WHAT THIS EXERCISE ASKS:
1) Print a passage from the SEO article word for word: begin at the words "Here are some" and stop after "from other pages.".
2) In the SEO article, what is the technical name for the error page that links to unpublished content now lead to?
3) Summarize the SEO article in two sentences.

Top of PASSAGE TO READ

8 Website Issues That Are Hurting Your SEO

Broken Links

Several website issues can have a detrimental effect on your SEO.

Good SEO is the sum of many little things done well. Conversely, if many little things on your website are not done right, the cost can be less website traffic.

Less website traffic means fewer visitors you can potentially convert into marketing prospects. Fewer marketing prospects mean fewer marketing qualified leads (MQLs) for your sales team.

Otherwise stated, these issues hamper your company’s content marketing efforts. Your team can spend a lot of time writing great content. However, Google won’t see your website in quite as favorable light if it has problems.

Google has increasingly emphasized the value of a page’s user experience.

Common website issues

Here are some common issues, their meaning, and how to fix them.

If you are a business owner, your marketing manager (or outside marketing consultant) and your web designer should be able to address these in tandem.

It’s good practice to unpublish older blog posts that get “low to no” traffic. However, sometimes, unpublished content has links from other pages.

Since those links now go to an error page on your website (technically called a 404 error), they are considered broken.

The fix is to remove those broken internal links from your content. Alternatively, you could replace broken links with links to relevant, currently published content.

Note: To see your website’s 404 error page user experience, enter this into your browser’s address bar: https://yourdomain.com/[somerandomtext] .

You may find that this page could better reflect your brand and messaging.

It’s also good practice to link your blog posts to one or two external pages. However, the owners of websites you have linked to in the past may unpublish pages and posts for their own reasons, resulting in broken links to those sites.

Salesforce.com 404 Error Page

The fix is the same as in #1 above — remove or replace the link.

At some point, your web designer may have added an SSL certificate to your website. This changed all your URL prefixes from HTTP (insecure) to HTTPS (secure). However, you may still have links within your content that reference internal pages using the old HTTP prefix.

PRO TIP
A WordPress admin can run the following SQL statement on the wp_posts MySQL table to update all internal HTTP references in blog content:

update wp_posts set post_content =
replace(post_content,’http://yourdomain.com’,’https://yourdomain.com’)

4. Orphan pages

Unless there’s a page you don’t want the general public to see (maybe it’s only for your customers), all pages should have an internal link from the menus or another page.

Internal links are essential to Google but are often overlooked.

5. Missing H1 headings

Microsoft Word and Google Docs make it easy to structure a document with a hierarchy of headings for readability. The same concept applies to website content.

Google Docs Heading Structure

Including a single Heading 1 (or H1 heading in web speak) on each website page is one of the most fundamental of SEO conventions. Yet, amazingly, many WordPress theme developers do not set the default page and post titles to H1 headings.

Bottom of PASSAGE TO READ
Top of INFORMATION SHOWN

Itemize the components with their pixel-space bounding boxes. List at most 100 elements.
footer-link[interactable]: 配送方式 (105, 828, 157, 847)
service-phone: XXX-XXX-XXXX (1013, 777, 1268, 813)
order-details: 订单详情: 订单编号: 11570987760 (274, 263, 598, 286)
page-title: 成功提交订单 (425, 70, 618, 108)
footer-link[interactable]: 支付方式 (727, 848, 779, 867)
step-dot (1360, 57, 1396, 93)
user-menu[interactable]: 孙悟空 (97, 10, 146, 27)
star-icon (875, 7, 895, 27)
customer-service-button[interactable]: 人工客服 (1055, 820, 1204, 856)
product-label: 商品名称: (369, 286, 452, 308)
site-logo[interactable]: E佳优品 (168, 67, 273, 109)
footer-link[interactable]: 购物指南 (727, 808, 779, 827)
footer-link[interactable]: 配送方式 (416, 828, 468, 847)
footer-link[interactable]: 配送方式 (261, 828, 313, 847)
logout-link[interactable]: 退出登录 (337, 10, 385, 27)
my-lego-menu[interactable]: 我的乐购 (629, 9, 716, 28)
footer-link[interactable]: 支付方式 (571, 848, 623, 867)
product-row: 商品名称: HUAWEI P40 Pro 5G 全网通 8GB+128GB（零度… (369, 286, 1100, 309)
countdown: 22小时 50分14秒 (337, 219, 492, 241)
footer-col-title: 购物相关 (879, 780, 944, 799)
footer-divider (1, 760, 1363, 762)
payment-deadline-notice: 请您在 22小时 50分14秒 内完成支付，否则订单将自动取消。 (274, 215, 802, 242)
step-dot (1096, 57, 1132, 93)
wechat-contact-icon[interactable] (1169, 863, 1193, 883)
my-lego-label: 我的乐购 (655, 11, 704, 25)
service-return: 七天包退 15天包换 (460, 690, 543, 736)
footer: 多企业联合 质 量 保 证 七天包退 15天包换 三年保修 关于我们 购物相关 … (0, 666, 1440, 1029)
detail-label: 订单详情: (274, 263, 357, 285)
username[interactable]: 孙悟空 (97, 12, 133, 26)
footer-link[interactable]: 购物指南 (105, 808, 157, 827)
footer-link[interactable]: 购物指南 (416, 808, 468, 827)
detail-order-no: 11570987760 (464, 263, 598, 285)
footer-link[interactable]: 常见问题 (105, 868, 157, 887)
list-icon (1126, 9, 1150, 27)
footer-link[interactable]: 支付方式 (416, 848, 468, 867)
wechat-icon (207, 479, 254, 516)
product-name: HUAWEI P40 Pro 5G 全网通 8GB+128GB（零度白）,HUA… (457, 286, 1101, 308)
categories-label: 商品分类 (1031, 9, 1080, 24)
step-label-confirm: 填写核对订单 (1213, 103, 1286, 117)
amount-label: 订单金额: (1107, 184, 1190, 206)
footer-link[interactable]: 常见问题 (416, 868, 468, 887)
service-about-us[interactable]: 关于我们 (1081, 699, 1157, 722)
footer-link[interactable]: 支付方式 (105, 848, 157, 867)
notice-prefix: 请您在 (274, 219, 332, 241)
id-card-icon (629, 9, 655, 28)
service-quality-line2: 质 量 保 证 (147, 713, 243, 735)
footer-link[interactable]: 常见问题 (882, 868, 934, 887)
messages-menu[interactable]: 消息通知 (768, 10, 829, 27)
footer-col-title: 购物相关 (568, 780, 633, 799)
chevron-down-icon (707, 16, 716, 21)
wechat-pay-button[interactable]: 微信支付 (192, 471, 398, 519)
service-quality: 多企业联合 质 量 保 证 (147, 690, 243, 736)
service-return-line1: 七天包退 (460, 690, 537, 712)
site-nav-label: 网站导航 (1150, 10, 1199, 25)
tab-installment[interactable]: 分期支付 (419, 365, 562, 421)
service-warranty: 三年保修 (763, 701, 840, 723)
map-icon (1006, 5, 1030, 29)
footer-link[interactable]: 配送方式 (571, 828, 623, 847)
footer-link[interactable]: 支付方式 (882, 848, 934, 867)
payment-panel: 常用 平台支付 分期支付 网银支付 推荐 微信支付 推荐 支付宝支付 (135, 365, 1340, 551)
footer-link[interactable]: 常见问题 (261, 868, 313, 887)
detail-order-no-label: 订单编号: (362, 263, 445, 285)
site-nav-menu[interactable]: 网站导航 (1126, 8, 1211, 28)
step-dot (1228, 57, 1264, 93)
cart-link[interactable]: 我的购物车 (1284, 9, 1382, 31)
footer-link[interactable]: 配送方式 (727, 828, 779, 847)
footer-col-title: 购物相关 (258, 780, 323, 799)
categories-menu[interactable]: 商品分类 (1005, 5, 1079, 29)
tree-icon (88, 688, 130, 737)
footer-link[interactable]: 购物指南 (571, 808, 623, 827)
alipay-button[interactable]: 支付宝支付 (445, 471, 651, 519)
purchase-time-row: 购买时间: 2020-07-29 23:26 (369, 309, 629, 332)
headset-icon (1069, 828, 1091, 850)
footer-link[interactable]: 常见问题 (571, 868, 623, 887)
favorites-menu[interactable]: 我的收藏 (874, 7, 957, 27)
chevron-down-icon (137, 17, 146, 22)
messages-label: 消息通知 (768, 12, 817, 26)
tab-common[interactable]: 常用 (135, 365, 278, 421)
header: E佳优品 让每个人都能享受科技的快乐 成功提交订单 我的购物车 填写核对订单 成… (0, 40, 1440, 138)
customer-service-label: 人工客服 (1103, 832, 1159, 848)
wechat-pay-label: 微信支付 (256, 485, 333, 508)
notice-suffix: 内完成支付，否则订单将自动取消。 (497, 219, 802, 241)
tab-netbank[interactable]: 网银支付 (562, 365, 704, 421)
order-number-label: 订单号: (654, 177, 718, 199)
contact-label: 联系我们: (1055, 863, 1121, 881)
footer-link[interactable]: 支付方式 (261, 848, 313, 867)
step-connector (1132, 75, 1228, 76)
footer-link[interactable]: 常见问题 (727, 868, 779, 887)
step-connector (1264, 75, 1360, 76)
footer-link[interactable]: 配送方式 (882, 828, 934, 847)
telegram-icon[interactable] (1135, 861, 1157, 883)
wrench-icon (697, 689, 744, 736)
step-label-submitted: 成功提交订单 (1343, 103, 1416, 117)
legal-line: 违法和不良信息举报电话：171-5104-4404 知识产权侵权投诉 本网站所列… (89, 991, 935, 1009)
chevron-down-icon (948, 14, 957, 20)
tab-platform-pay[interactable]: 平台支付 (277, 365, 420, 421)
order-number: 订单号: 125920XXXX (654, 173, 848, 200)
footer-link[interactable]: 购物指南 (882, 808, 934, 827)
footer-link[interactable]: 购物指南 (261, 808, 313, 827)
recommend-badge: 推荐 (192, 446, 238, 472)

Bottom of INFORMATION SHOWN

LIST OF ANSWERS:
1)
Here are some common issues, their meaning, and how to fix them.

If you are a business owner, your marketing manager (or outside marketing consultant) and your web designer should be able to address these in tandem.

It’s good practice to unpublish older blog posts that get “low to no” traffic. However, sometimes, unpublished content has links from other pages.

2) A 404 error.

3) Many small website problems can hurt SEO and lead to less traffic, fewer prospects and fewer marketing qualified leads. These problems include broken internal and external links, internal links that still use the old HTTP prefix, orphan pages without internal links, and missing H1 headings, and the fixes include removing or replacing broken links and giving each page a single H1 heading.